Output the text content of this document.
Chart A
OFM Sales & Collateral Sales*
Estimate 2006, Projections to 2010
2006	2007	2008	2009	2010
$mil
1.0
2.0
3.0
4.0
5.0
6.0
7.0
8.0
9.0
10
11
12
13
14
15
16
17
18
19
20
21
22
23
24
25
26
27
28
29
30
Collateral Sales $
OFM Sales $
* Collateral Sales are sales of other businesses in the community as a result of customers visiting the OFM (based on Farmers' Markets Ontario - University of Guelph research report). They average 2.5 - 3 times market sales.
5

## Given request:
The records above should be returned exactly.

## Finished task:
Output the text content of this document.
Chart A
OFM Sales & Collateral Sales*
Estimate 2006, Projections to 2010
2006	2007	2008	2009	2010
$mil
1.0
2.0
3.0
4.0
5.0
6.0
7.0
8.0
9.0
10
11
12
13
14
15
16
17
18
19
20
21
22
23
24
25
26
27
28
29
30
Collateral Sales $
OFM Sales $
* Collateral Sales are sales of other businesses in the community as a result of customers visiting the OFM (based on Farmers' Markets Ontario - University of Guelph research report). They average 2.5 - 3 times market sales.
5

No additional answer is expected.